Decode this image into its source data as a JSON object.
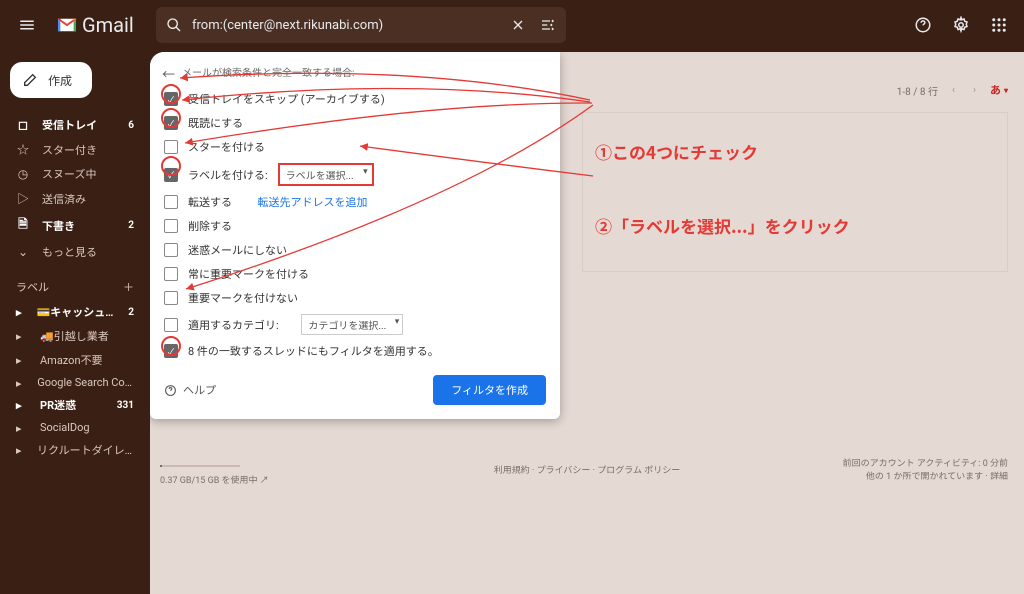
{
  "search": {
    "value": "from:(center@next.rikunabi.com)"
  },
  "logo": "Gmail",
  "compose": {
    "label": "作成"
  },
  "nav": [
    {
      "icon": "☐",
      "label": "受信トレイ",
      "count": "6",
      "bold": true
    },
    {
      "icon": "☆",
      "label": "スター付き",
      "count": ""
    },
    {
      "icon": "⏱",
      "label": "スヌーズ中",
      "count": ""
    },
    {
      "icon": "▷",
      "label": "送信済み",
      "count": ""
    },
    {
      "icon": "🗎",
      "label": "下書き",
      "count": "2",
      "bold": true
    },
    {
      "icon": "⌄",
      "label": "もっと見る",
      "count": ""
    }
  ],
  "labels_section": "ラベル",
  "labels": [
    {
      "icon": "📁",
      "text": "💳キャッシュカード...",
      "count": "2",
      "bold": true
    },
    {
      "icon": "📁",
      "text": "🚚引越し業者",
      "count": ""
    },
    {
      "icon": "📁",
      "text": "Amazon不要",
      "count": ""
    },
    {
      "icon": "📁",
      "text": "Google Search Console ...",
      "count": ""
    },
    {
      "icon": "📁",
      "text": "PR迷惑",
      "count": "331",
      "bold": true
    },
    {
      "icon": "📁",
      "text": "SocialDog",
      "count": ""
    },
    {
      "icon": "📁",
      "text": "リクルートダイレクトス...",
      "count": ""
    }
  ],
  "pagination": "1-8 / 8 行",
  "lang_indicator": "あ",
  "filter": {
    "header": "メールが検索条件と完全一致する場合:",
    "options": {
      "skip_inbox": "受信トレイをスキップ (アーカイブする)",
      "mark_read": "既読にする",
      "star": "スターを付ける",
      "apply_label": "ラベルを付ける:",
      "label_select": "ラベルを選択...",
      "forward": "転送する",
      "forward_link": "転送先アドレスを追加",
      "delete": "削除する",
      "never_spam": "迷惑メールにしない",
      "always_important": "常に重要マークを付ける",
      "never_important": "重要マークを付けない",
      "category": "適用するカテゴリ:",
      "category_select": "カテゴリを選択...",
      "apply_existing": "8 件の一致するスレッドにもフィルタを適用する。"
    },
    "help": "ヘルプ",
    "create_button": "フィルタを作成"
  },
  "annotations": {
    "one": "①この4つにチェック",
    "two": "②「ラベルを選択...」をクリック"
  },
  "footer": {
    "storage": "0.37 GB/15 GB を使用中",
    "links": "利用規約 · プライバシー · プログラム ポリシー",
    "activity1": "前回のアカウント アクティビティ: 0 分前",
    "activity2": "他の 1 か所で開かれています · 詳細"
  }
}
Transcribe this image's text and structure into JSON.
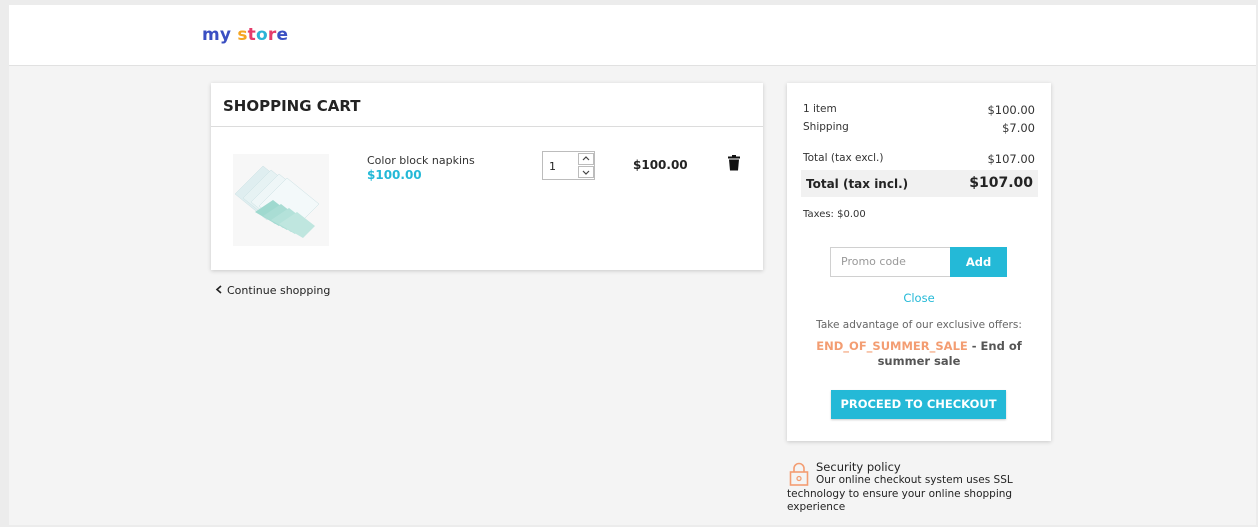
{
  "store": {
    "logo_letters": [
      {
        "ch": "m",
        "color": "#3a4fc2"
      },
      {
        "ch": "y",
        "color": "#3a4fc2"
      },
      {
        "ch": " ",
        "color": "#3a4fc2"
      },
      {
        "ch": "s",
        "color": "#f5a623"
      },
      {
        "ch": "t",
        "color": "#e53c6b"
      },
      {
        "ch": "o",
        "color": "#2bb3d6"
      },
      {
        "ch": "r",
        "color": "#e53c6b"
      },
      {
        "ch": "e",
        "color": "#3a4fc2"
      }
    ]
  },
  "cart": {
    "title": "SHOPPING CART",
    "item": {
      "name": "Color block napkins",
      "unit_price": "$100.00",
      "quantity": "1",
      "line_total": "$100.00"
    },
    "continue_label": "Continue shopping"
  },
  "summary": {
    "items_label": "1 item",
    "items_value": "$100.00",
    "shipping_label": "Shipping",
    "shipping_value": "$7.00",
    "total_excl_label": "Total (tax excl.)",
    "total_excl_value": "$107.00",
    "total_incl_label": "Total (tax incl.)",
    "total_incl_value": "$107.00",
    "taxes": "Taxes: $0.00",
    "promo_placeholder": "Promo code",
    "promo_add_label": "Add",
    "close_label": "Close",
    "offers_text": "Take advantage of our exclusive offers:",
    "offer_code": "END_OF_SUMMER_SALE",
    "offer_desc": " - End of summer sale",
    "checkout_label": "PROCEED TO CHECKOUT"
  },
  "security": {
    "title": "Security policy",
    "description": "Our online checkout system uses SSL technology to ensure your online shopping experience"
  },
  "colors": {
    "accent": "#24b9d7",
    "offer_code": "#f39d72"
  }
}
---
▸ **Given request**: Repeat each entry above word for word, leaving every picture out.

▸ **Result for this task**:
Decode this image into its source data as a JSON object.
{
  "search": {
    "value": "from:(center@next.rikunabi.com)"
  },
  "logo": "Gmail",
  "compose": {
    "label": "作成"
  },
  "nav": [
    {
      "icon": "☐",
      "label": "受信トレイ",
      "count": "6",
      "bold": true
    },
    {
      "icon": "☆",
      "label": "スター付き",
      "count": ""
    },
    {
      "icon": "⏱",
      "label": "スヌーズ中",
      "count": ""
    },
    {
      "icon": "▷",
      "label": "送信済み",
      "count": ""
    },
    {
      "icon": "🗎",
      "label": "下書き",
      "count": "2",
      "bold": true
    },
    {
      "icon": "⌄",
      "label": "もっと見る",
      "count": ""
    }
  ],
  "labels_section": "ラベル",
  "labels": [
    {
      "icon": "📁",
      "text": "💳キャッシュカード...",
      "count": "2",
      "bold": true
    },
    {
      "icon": "📁",
      "text": "🚚引越し業者",
      "count": ""
    },
    {
      "icon": "📁",
      "text": "Amazon不要",
      "count": ""
    },
    {
      "icon": "📁",
      "text": "Google Search Console ...",
      "count": ""
    },
    {
      "icon": "📁",
      "text": "PR迷惑",
      "count": "331",
      "bold": true
    },
    {
      "icon": "📁",
      "text": "SocialDog",
      "count": ""
    },
    {
      "icon": "📁",
      "text": "リクルートダイレクトス...",
      "count": ""
    }
  ],
  "pagination": "1-8 / 8 行",
  "lang_indicator": "あ",
  "filter": {
    "header": "メールが検索条件と完全一致する場合:",
    "options": {
      "skip_inbox": "受信トレイをスキップ (アーカイブする)",
      "mark_read": "既読にする",
      "star": "スターを付ける",
      "apply_label": "ラベルを付ける:",
      "label_select": "ラベルを選択...",
      "forward": "転送する",
      "forward_link": "転送先アドレスを追加",
      "delete": "削除する",
      "never_spam": "迷惑メールにしない",
      "always_important": "常に重要マークを付ける",
      "never_important": "重要マークを付けない",
      "category": "適用するカテゴリ:",
      "category_select": "カテゴリを選択...",
      "apply_existing": "8 件の一致するスレッドにもフィルタを適用する。"
    },
    "help": "ヘルプ",
    "create_button": "フィルタを作成"
  },
  "annotations": {
    "one": "①この4つにチェック",
    "two": "②「ラベルを選択...」をクリック"
  },
  "footer": {
    "storage": "0.37 GB/15 GB を使用中",
    "links": "利用規約 · プライバシー · プログラム ポリシー",
    "activity1": "前回のアカウント アクティビティ: 0 分前",
    "activity2": "他の 1 か所で開かれています · 詳細"
  }
}
Transcribe this image's text and structure into JSON.
{
  "store": {
    "logo_letters": [
      {
        "ch": "m",
        "color": "#3a4fc2"
      },
      {
        "ch": "y",
        "color": "#3a4fc2"
      },
      {
        "ch": " ",
        "color": "#3a4fc2"
      },
      {
        "ch": "s",
        "color": "#f5a623"
      },
      {
        "ch": "t",
        "color": "#e53c6b"
      },
      {
        "ch": "o",
        "color": "#2bb3d6"
      },
      {
        "ch": "r",
        "color": "#e53c6b"
      },
      {
        "ch": "e",
        "color": "#3a4fc2"
      }
    ]
  },
  "cart": {
    "title": "SHOPPING CART",
    "item": {
      "name": "Color block napkins",
      "unit_price": "$100.00",
      "quantity": "1",
      "line_total": "$100.00"
    },
    "continue_label": "Continue shopping"
  },
  "summary": {
    "items_label": "1 item",
    "items_value": "$100.00",
    "shipping_label": "Shipping",
    "shipping_value": "$7.00",
    "total_excl_label": "Total (tax excl.)",
    "total_excl_value": "$107.00",
    "total_incl_label": "Total (tax incl.)",
    "total_incl_value": "$107.00",
    "taxes": "Taxes: $0.00",
    "promo_placeholder": "Promo code",
    "promo_add_label": "Add",
    "close_label": "Close",
    "offers_text": "Take advantage of our exclusive offers:",
    "offer_code": "END_OF_SUMMER_SALE",
    "offer_desc": " - End of summer sale",
    "checkout_label": "PROCEED TO CHECKOUT"
  },
  "security": {
    "title": "Security policy",
    "description": "Our online checkout system uses SSL technology to ensure your online shopping experience"
  },
  "colors": {
    "accent": "#24b9d7",
    "offer_code": "#f39d72"
  }
}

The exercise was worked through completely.